__DIRECTIVE A__
According to the article on the US men's national team, which two teams will the US play in its upcoming friendlies?
__DIRECTIVE B__
Print the passage of the article on the US men's national team starting with "McKennie isn’t the" and going on through "of club soccer.".
__DIRECTIVE C__
Rewrite the paragraph of the article on the US men's national team that begins "McKennie isn't the only absentee" as a short list that keeps its main facts.

__TEXT TO READ__
====
Mauricio Pochettino chooses caution with time running out before the World Cup

Mauricio Pochettino chooses caution with time running out before the World Cup

When Weston McKennie signed for Juventus in 2020, it had only been 30 days since Andrea Pirlo was made the Italian club’s manager. A few weeks ago, Luciano Spalletti was appointed as Juve’s fifth manager since McKennie joined – or his seventh, if you count the interim head coaches. It’s not a new situation for the American. But according to US men’s national team head coach Mauricio Pochettino, it’s why McKennie isn’t with the US during their upcoming friendlies with Paraguay on Saturday and Uruguay on Tuesday.

Pochettino could have selected McKennie, trusting that Spalletti is the first Juventus manager in years to be instantly convinced of the multifunctional Texan’s value. Rather than the usual routine of a manager trying to push McKennie out of the club, only to realize that there’s a reason only three players in the squad have been at the club longer, Spalletti has given McKennie starts in all three matches he’s overseen. The 27-year-old has played all but five available minutes in that span.

Still, Pochettino chose caution.

“These next few weeks, with the possibility for the new coach to work with the players there, I think it’s important for Weston to be there and to convince the coach to keep playing [him],” said the Argentinian. “I think that’s more important than to be with us, because we already know what he can provide the team.”

McKennie isn’t the only absentee. So too are Christian Pulisic, Malik Tillman, Antonee Robinson and Chris Richards, all of whom are recovering from injuries. Tyler Adams, meanwhile, was a late scratch after freak injuries in consecutive Bournemouth games – a stray cleat to his knee and then a head-to-head conk with teammate Adam Smith, which left the latter concussed.

The absences mean that, at most, Pochettino will have a single international window to work with his full, first-choice team before he assembles it for next summer’s World Cup. And when he does, it will be March 2026, with his European-based players already coming off seven-or-so mostly uninterrupted months of club soccer.
====
__SUPPLIED MATERIAL__
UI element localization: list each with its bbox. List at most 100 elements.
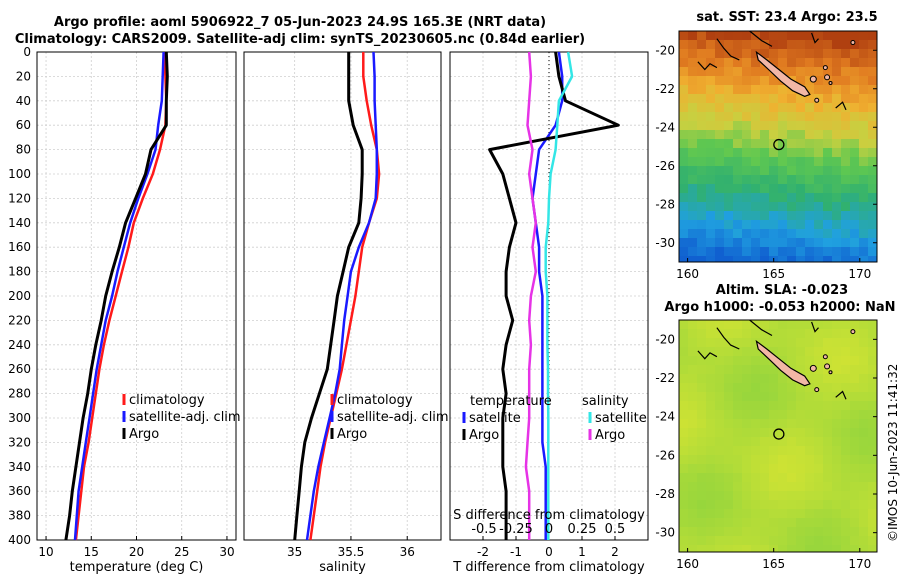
====
__WRITTEN SOLUTION A__
Paraguay on Saturday and Uruguay on Tuesday.

__WRITTEN SOLUTION B__
McKennie isn’t the only absentee. So too are Christian Pulisic, Malik Tillman, Antonee Robinson and Chris Richards, all of whom are recovering from injuries. Tyler Adams, meanwhile, was a late scratch after freak injuries in consecutive Bournemouth games – a stray cleat to his knee and then a head-to-head conk with teammate Adam Smith, which left the latter concussed.

The absences mean that, at most, Pochettino will have a single international window to work with his full, first-choice team before he assembles it for next summer’s World Cup. And when he does, it will be March 2026, with his European-based players already coming off seven-or-so mostly uninterrupted months of club soccer.

__WRITTEN SOLUTION C__
- Christian Pulisic, Malik Tillman, Antonee Robinson and Chris Richards are out, all recovering from injuries.
- Tyler Adams was a late scratch after freak injuries in consecutive Bournemouth games:
  - a stray cleat to his knee
  - a head-to-head collision with teammate Adam Smith, which left Smith concussed